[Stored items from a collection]
>> Begin

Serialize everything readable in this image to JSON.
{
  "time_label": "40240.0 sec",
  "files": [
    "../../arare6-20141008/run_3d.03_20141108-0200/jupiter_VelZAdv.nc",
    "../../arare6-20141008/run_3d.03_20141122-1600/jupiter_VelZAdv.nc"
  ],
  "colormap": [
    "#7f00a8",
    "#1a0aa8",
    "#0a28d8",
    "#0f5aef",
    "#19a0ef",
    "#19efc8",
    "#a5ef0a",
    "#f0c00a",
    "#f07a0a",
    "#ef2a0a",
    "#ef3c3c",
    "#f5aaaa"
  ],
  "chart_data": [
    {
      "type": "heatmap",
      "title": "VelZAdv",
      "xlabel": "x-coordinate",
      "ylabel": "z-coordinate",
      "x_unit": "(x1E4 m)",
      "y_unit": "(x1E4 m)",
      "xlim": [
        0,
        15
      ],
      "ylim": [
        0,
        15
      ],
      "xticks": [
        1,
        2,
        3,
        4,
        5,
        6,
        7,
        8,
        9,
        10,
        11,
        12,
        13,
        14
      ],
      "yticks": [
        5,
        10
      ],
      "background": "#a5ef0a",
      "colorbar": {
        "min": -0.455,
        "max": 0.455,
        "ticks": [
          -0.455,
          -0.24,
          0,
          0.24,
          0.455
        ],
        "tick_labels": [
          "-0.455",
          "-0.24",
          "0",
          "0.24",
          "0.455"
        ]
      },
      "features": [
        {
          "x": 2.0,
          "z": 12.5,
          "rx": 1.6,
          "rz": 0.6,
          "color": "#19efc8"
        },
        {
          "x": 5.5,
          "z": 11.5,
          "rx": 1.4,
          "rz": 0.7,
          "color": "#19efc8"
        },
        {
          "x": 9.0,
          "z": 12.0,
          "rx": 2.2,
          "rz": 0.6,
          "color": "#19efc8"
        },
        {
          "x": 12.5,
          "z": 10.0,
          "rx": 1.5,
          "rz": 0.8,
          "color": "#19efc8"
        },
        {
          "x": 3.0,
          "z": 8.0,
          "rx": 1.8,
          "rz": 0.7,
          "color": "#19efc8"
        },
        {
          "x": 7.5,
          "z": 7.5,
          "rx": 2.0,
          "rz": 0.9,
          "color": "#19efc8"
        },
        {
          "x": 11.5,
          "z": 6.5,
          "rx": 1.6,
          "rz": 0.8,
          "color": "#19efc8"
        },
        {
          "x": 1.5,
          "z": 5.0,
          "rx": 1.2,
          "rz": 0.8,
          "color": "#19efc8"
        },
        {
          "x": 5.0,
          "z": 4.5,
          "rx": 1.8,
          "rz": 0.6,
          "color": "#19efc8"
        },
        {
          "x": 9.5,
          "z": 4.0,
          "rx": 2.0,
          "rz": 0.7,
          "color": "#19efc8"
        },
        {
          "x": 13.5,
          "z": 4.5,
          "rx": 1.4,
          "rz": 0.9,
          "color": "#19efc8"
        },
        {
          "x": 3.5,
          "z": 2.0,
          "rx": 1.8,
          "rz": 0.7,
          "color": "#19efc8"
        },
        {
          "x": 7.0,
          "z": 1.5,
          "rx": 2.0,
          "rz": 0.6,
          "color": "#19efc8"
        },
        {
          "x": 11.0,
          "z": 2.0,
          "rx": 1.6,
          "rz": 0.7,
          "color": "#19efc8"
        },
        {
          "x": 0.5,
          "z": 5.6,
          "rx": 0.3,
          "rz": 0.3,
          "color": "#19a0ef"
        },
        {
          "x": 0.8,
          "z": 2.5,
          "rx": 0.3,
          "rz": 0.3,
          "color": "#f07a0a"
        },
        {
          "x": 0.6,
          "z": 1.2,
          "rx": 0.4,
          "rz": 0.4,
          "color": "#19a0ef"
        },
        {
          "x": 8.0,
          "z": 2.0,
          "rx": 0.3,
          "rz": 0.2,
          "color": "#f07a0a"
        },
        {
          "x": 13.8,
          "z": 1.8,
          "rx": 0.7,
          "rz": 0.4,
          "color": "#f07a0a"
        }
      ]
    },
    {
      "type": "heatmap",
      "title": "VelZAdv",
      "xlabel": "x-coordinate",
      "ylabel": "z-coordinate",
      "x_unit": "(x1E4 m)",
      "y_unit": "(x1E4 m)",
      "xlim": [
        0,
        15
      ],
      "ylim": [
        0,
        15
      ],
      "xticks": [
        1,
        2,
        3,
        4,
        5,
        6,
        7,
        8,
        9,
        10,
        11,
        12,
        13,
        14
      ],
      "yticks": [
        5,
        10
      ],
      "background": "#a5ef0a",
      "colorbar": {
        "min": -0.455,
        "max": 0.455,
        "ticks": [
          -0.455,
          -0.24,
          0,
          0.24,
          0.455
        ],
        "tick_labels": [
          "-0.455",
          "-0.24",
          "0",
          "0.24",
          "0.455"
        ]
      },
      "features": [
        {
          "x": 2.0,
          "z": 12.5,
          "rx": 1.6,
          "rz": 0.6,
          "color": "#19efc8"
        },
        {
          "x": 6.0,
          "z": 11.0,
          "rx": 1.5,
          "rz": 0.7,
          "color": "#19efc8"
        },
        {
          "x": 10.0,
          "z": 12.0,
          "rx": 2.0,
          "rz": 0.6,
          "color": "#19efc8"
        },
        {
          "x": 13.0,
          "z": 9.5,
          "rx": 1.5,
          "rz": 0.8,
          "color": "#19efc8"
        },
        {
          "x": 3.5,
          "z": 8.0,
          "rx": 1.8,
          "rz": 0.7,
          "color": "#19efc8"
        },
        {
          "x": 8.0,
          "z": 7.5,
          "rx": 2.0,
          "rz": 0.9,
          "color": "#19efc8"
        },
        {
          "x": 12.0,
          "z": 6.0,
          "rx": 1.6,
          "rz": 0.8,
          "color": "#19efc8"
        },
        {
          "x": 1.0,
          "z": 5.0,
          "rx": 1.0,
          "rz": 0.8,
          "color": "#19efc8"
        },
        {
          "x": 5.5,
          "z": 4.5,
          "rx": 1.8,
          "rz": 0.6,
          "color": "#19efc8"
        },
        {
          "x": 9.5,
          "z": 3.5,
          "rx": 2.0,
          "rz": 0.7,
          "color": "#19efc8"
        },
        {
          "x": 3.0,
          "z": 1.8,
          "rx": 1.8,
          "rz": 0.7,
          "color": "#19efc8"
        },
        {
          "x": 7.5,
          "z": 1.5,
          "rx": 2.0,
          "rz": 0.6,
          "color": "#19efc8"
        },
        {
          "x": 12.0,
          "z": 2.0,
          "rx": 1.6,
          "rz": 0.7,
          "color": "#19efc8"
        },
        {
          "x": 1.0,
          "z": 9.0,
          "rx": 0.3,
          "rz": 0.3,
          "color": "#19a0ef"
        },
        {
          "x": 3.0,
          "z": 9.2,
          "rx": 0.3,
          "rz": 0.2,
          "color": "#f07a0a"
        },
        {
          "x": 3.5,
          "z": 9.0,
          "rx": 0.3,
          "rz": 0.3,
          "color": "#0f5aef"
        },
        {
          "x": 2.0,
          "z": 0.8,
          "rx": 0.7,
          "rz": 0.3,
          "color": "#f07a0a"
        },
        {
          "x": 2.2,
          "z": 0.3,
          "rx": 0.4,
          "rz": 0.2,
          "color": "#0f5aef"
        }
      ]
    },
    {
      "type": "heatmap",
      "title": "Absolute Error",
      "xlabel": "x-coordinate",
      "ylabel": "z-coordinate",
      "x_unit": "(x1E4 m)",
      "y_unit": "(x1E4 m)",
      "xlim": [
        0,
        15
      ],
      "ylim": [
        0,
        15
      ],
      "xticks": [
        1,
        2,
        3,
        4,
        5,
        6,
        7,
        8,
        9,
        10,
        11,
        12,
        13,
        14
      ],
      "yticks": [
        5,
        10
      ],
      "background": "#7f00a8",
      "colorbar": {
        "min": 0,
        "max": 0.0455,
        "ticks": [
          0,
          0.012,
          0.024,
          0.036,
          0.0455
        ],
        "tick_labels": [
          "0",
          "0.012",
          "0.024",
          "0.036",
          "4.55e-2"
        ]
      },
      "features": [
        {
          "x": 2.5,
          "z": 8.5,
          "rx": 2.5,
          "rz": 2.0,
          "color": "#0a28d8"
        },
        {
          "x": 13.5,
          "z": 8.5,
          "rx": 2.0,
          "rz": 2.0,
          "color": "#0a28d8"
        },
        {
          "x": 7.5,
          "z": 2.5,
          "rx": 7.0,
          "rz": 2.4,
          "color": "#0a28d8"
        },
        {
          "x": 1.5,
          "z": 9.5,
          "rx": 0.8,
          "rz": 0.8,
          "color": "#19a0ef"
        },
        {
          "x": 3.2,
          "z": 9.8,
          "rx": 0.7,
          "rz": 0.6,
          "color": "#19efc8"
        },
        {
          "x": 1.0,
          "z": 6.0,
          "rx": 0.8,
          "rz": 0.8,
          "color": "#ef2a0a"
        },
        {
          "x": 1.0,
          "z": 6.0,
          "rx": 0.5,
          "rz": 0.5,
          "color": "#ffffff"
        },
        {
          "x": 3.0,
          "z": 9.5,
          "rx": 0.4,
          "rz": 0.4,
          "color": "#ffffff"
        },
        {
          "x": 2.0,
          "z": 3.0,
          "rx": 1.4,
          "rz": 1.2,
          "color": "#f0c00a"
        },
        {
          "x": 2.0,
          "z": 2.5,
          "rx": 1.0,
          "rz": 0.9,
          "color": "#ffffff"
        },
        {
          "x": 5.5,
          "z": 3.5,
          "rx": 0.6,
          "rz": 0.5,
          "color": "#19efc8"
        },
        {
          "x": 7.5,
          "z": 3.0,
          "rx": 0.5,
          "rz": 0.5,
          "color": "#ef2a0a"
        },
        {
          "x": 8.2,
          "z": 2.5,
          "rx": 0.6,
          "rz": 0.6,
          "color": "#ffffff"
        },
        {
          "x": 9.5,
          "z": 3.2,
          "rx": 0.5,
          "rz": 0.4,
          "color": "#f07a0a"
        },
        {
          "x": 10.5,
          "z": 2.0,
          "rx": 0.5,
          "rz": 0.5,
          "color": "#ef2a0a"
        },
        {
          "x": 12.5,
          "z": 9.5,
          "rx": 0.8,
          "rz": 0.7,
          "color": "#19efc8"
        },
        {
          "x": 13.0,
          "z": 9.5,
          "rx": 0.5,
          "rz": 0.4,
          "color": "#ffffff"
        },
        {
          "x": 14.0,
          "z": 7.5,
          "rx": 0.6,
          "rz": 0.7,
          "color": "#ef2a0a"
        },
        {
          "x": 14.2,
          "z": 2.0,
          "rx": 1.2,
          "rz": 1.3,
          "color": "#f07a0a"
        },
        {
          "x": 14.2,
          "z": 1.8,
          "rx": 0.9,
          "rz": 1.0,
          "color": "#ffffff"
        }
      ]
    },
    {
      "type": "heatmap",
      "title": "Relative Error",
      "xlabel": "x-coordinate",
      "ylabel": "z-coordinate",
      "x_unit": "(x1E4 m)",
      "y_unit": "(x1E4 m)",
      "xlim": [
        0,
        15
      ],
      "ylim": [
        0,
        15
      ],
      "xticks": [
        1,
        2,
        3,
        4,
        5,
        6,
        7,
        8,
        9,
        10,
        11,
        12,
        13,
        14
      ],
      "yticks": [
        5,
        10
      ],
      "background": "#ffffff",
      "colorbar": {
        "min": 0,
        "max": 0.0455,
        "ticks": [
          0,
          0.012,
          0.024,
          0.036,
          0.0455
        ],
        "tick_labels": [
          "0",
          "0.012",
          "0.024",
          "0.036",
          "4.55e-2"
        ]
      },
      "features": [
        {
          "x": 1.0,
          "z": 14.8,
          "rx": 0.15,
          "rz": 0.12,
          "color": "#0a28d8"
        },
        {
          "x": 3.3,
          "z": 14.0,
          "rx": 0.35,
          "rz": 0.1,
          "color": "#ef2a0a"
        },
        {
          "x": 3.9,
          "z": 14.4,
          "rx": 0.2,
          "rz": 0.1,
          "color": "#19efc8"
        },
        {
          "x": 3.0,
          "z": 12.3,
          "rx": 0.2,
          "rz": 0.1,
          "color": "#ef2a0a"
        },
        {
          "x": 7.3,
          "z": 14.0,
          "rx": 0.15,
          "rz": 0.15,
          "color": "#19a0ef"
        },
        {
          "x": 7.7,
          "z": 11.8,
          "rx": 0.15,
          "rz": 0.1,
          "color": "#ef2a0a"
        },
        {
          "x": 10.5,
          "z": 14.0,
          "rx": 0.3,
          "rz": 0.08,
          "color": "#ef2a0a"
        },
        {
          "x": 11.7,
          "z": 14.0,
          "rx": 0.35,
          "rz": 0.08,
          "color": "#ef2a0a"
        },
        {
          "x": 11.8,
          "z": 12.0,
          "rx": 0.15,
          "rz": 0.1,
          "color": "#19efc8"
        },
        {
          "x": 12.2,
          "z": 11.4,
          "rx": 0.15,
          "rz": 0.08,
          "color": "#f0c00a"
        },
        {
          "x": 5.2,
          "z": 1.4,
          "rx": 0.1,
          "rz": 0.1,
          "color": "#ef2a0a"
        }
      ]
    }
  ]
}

>> End

→ Your task:
Make a list of all lines in the data that contain "title".

→ Solution to this problem:
      "title": "VelZAdv",
      "title": "VelZAdv",
      "title": "Absolute Error",
      "title": "Relative Error",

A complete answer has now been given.